## PROBLEM TO WORK ON
Without the pictures, return each record as it appears.

====

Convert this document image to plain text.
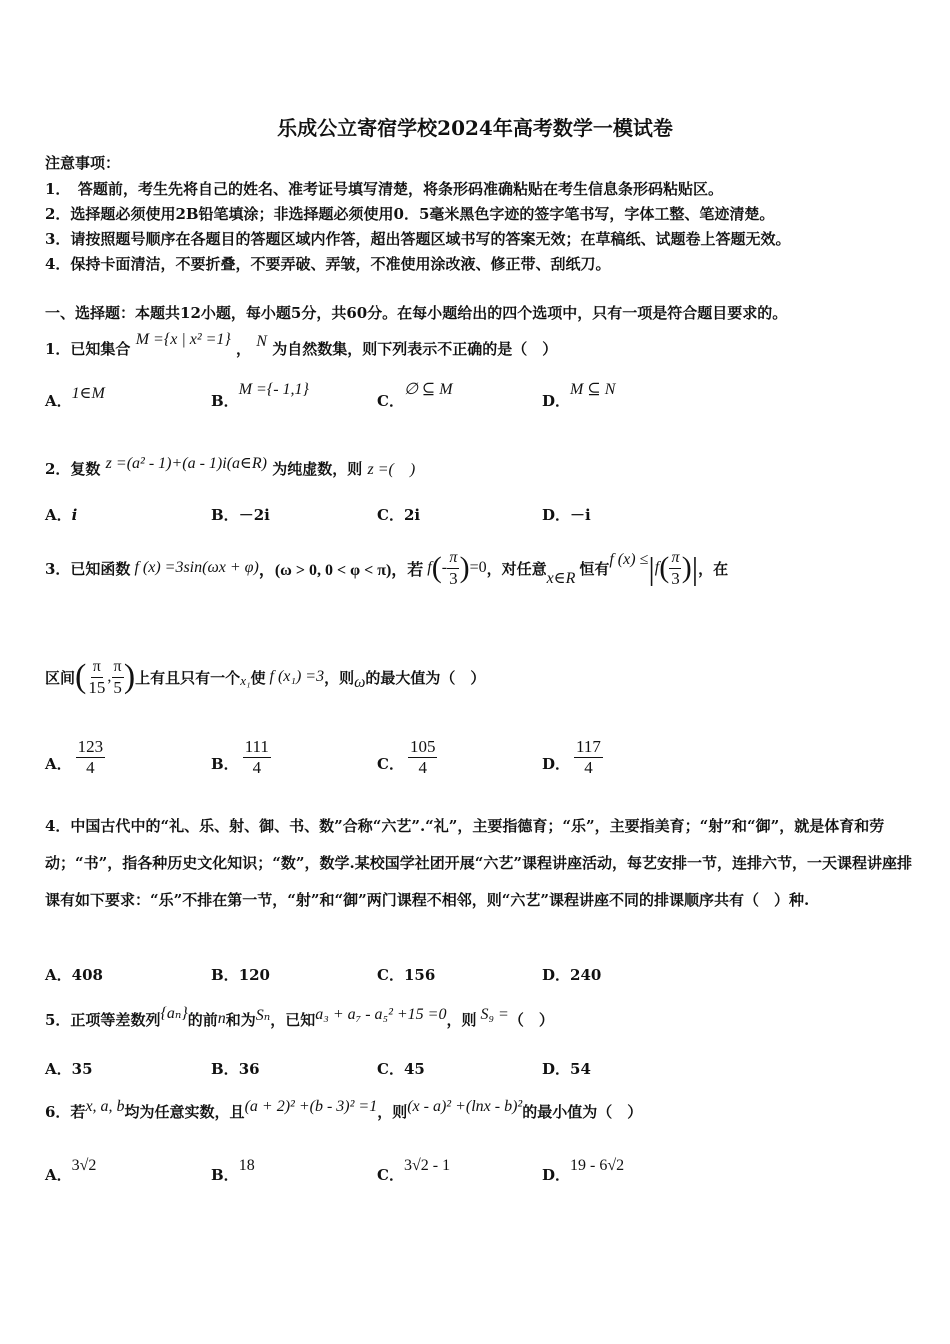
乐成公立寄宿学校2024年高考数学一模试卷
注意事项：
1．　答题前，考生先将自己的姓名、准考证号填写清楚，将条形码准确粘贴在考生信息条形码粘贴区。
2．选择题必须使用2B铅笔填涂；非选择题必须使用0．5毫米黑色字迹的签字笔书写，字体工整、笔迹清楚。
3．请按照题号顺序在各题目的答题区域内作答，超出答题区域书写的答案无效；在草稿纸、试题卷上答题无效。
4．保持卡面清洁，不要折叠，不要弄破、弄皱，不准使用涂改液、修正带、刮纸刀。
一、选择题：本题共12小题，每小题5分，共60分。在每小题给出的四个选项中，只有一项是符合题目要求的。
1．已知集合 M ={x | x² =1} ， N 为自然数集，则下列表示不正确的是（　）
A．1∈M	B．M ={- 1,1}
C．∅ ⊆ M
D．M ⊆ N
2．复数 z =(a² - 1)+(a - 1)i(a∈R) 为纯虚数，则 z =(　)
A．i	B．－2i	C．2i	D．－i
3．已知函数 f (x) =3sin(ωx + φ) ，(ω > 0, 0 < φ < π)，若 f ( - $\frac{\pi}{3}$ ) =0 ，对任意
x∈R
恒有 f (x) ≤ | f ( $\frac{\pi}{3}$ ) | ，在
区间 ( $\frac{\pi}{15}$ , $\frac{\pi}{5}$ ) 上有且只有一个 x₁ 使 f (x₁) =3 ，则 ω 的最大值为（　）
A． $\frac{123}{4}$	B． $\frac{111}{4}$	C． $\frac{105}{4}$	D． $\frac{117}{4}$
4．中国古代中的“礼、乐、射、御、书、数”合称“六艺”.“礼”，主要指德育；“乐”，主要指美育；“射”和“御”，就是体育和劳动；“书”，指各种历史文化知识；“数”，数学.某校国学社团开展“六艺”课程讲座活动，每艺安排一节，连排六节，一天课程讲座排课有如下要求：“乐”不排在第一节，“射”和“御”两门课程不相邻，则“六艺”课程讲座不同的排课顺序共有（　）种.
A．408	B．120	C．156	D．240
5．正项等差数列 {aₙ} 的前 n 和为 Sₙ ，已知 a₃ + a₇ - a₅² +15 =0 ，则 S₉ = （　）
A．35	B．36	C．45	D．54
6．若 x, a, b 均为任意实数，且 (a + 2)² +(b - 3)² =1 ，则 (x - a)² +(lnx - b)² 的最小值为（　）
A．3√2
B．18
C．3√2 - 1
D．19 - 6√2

====

## RESULT
Convert this document image to plain text.
乐成公立寄宿学校2024年高考数学一模试卷
注意事项：
1．　答题前，考生先将自己的姓名、准考证号填写清楚，将条形码准确粘贴在考生信息条形码粘贴区。
2．选择题必须使用2B铅笔填涂；非选择题必须使用0．5毫米黑色字迹的签字笔书写，字体工整、笔迹清楚。
3．请按照题号顺序在各题目的答题区域内作答，超出答题区域书写的答案无效；在草稿纸、试题卷上答题无效。
4．保持卡面清洁，不要折叠，不要弄破、弄皱，不准使用涂改液、修正带、刮纸刀。
一、选择题：本题共12小题，每小题5分，共60分。在每小题给出的四个选项中，只有一项是符合题目要求的。
1．已知集合 M ={x | x² =1} ， N 为自然数集，则下列表示不正确的是（　）
A．1∈M	B．M ={- 1,1}
C．∅ ⊆ M
D．M ⊆ N
2．复数 z =(a² - 1)+(a - 1)i(a∈R) 为纯虚数，则 z =(　)
A．i	B．－2i	C．2i	D．－i
3．已知函数 f (x) =3sin(ωx + φ) ，(ω > 0, 0 < φ < π)，若 f ( - $\frac{\pi}{3}$ ) =0 ，对任意
x∈R
恒有 f (x) ≤ | f ( $\frac{\pi}{3}$ ) | ，在
区间 ( $\frac{\pi}{15}$ , $\frac{\pi}{5}$ ) 上有且只有一个 x₁ 使 f (x₁) =3 ，则 ω 的最大值为（　）
A． $\frac{123}{4}$	B． $\frac{111}{4}$	C． $\frac{105}{4}$	D． $\frac{117}{4}$
4．中国古代中的“礼、乐、射、御、书、数”合称“六艺”.“礼”，主要指德育；“乐”，主要指美育；“射”和“御”，就是体育和劳动；“书”，指各种历史文化知识；“数”，数学.某校国学社团开展“六艺”课程讲座活动，每艺安排一节，连排六节，一天课程讲座排课有如下要求：“乐”不排在第一节，“射”和“御”两门课程不相邻，则“六艺”课程讲座不同的排课顺序共有（　）种.
A．408	B．120	C．156	D．240
5．正项等差数列 {aₙ} 的前 n 和为 Sₙ ，已知 a₃ + a₇ - a₅² +15 =0 ，则 S₉ = （　）
A．35	B．36	C．45	D．54
6．若 x, a, b 均为任意实数，且 (a + 2)² +(b - 3)² =1 ，则 (x - a)² +(lnx - b)² 的最小值为（　）
A．3√2
B．18
C．3√2 - 1
D．19 - 6√2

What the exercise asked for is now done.